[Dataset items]
= = = = =
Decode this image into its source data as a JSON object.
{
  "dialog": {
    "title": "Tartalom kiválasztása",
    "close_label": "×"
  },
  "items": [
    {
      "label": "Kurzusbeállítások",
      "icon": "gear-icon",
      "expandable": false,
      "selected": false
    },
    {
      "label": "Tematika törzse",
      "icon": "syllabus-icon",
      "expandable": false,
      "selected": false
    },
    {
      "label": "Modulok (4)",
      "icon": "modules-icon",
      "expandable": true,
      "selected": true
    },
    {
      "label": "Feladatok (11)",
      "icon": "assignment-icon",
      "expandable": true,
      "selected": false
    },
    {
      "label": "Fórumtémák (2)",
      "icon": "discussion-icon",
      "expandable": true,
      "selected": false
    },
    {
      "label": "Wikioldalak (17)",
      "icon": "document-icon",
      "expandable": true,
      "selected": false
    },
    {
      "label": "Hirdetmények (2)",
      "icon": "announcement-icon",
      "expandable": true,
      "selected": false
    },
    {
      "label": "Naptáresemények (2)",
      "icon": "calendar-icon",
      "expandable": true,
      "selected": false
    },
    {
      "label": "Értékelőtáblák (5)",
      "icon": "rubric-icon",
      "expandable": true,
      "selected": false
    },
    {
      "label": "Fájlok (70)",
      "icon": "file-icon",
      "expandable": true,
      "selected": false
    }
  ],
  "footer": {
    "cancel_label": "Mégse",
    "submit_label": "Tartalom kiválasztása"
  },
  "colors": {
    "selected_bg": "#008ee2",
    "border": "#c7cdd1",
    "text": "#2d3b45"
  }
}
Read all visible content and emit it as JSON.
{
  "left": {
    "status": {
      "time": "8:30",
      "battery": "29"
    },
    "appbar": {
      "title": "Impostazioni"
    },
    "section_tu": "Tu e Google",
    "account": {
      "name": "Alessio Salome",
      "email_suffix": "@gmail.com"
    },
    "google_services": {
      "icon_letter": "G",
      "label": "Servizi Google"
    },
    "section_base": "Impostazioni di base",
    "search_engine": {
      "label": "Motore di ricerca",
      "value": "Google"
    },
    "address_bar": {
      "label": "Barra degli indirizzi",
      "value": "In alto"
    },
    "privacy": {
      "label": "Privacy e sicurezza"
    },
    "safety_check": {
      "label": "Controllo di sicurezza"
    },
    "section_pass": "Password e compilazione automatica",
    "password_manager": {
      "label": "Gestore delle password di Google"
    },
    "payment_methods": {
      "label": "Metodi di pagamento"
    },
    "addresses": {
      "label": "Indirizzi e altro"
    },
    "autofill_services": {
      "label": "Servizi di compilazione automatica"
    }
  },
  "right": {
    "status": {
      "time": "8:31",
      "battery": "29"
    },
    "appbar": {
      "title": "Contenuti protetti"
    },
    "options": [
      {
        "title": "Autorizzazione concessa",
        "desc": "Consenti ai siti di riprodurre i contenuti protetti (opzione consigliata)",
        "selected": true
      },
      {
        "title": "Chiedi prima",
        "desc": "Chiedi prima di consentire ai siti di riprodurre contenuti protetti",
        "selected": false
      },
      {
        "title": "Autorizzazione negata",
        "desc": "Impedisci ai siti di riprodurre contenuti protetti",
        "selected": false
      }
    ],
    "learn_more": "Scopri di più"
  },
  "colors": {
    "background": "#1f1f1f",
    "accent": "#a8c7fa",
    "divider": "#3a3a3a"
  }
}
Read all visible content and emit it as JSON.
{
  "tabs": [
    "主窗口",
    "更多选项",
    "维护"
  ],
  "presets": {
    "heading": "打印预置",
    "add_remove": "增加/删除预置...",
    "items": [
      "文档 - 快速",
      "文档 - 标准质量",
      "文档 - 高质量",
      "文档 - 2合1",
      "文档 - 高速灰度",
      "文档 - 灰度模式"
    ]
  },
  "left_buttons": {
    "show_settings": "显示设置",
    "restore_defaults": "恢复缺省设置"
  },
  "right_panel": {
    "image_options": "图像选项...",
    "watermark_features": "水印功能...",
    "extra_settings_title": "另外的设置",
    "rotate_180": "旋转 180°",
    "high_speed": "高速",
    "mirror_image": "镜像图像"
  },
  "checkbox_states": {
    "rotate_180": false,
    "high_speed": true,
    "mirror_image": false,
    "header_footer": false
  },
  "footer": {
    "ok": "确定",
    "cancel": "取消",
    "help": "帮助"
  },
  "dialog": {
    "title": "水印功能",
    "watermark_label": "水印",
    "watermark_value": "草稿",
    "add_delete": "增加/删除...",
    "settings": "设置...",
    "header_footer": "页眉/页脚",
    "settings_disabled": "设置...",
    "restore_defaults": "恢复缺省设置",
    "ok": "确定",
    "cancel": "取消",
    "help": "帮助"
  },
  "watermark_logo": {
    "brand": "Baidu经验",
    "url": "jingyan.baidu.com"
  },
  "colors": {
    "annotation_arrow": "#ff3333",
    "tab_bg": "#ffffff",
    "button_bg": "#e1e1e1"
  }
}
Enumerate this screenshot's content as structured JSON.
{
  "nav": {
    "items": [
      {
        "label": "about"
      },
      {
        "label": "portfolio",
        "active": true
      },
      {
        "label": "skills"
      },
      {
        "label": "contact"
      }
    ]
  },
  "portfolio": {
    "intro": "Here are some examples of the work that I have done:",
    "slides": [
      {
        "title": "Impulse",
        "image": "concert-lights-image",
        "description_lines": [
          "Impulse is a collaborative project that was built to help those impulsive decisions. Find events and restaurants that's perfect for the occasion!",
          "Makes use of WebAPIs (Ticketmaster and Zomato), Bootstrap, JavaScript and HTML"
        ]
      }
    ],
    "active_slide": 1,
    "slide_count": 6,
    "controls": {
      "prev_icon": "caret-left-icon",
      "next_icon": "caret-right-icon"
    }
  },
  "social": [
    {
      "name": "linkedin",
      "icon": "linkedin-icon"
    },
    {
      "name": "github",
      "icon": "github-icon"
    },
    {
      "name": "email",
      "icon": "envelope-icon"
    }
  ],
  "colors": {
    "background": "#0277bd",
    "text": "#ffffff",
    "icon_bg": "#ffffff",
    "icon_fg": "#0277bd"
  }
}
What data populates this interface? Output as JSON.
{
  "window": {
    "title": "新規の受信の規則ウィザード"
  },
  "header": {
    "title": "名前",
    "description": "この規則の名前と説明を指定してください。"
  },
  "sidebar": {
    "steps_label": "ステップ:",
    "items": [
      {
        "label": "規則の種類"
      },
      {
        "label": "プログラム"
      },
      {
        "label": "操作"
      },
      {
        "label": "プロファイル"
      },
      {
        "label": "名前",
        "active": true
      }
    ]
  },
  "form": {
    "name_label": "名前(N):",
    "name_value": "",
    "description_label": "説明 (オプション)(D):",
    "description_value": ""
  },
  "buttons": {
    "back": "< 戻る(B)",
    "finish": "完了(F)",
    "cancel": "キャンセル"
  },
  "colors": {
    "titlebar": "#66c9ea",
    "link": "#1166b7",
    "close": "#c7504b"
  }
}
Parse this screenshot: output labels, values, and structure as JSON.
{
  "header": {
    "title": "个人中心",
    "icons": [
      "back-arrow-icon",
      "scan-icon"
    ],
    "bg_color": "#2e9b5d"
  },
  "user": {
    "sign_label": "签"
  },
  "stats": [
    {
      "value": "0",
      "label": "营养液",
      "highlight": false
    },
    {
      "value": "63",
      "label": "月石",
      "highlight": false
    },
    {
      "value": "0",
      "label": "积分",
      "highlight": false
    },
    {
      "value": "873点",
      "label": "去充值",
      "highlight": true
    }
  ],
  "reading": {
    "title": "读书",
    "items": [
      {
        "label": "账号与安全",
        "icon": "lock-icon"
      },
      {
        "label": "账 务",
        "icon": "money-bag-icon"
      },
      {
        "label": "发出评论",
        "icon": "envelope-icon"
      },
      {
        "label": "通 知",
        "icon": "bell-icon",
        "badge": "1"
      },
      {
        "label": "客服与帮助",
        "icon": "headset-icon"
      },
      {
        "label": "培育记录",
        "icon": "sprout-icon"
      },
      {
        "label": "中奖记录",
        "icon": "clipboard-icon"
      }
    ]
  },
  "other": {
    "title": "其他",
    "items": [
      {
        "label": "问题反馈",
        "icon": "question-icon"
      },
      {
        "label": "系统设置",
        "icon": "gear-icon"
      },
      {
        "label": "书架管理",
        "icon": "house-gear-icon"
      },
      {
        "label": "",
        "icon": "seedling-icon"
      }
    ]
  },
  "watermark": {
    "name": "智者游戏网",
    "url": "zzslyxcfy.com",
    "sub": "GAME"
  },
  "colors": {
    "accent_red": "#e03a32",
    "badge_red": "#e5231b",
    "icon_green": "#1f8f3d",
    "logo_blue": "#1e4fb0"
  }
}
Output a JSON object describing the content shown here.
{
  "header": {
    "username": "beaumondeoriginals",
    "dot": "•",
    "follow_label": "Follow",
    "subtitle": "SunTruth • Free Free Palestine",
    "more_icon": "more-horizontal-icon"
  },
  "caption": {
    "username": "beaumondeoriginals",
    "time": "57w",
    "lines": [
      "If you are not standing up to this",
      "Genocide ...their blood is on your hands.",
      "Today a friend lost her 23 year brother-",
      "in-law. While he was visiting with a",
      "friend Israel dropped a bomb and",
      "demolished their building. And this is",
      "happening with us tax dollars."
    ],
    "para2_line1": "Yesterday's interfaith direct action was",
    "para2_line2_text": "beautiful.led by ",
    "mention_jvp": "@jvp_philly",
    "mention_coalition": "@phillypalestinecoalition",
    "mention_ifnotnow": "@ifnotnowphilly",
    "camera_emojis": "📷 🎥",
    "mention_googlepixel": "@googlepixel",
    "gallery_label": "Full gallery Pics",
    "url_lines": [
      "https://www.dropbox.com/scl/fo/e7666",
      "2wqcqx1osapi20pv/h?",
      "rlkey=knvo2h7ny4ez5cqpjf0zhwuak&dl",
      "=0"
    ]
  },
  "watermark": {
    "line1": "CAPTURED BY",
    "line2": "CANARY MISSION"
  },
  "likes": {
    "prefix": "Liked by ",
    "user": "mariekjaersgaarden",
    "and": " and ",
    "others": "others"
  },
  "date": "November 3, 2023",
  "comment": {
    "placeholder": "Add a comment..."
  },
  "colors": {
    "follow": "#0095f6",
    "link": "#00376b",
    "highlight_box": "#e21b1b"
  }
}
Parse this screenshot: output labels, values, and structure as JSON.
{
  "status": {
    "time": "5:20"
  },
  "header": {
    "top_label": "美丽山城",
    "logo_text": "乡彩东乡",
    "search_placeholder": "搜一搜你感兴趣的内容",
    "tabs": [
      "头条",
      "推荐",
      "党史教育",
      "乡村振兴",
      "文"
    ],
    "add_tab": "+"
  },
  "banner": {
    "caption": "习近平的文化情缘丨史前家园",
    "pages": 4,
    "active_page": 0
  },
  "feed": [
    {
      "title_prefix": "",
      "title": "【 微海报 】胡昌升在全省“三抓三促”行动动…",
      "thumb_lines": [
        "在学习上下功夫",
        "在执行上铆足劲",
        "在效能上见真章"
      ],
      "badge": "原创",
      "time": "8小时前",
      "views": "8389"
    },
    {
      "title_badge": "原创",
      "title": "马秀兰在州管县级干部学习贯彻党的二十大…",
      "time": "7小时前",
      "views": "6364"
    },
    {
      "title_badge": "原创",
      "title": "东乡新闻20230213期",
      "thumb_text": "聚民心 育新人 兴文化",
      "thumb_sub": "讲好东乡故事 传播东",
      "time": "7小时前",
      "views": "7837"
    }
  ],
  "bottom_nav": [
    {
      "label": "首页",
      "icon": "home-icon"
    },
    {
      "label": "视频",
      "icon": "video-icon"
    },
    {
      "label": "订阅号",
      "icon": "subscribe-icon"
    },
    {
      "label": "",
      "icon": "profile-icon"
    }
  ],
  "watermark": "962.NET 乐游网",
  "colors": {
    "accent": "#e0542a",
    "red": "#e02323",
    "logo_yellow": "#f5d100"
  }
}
= = = = =
● Job
Exactly how many lines contain "sicurezza"? State the number and nothing else.

● Final result
2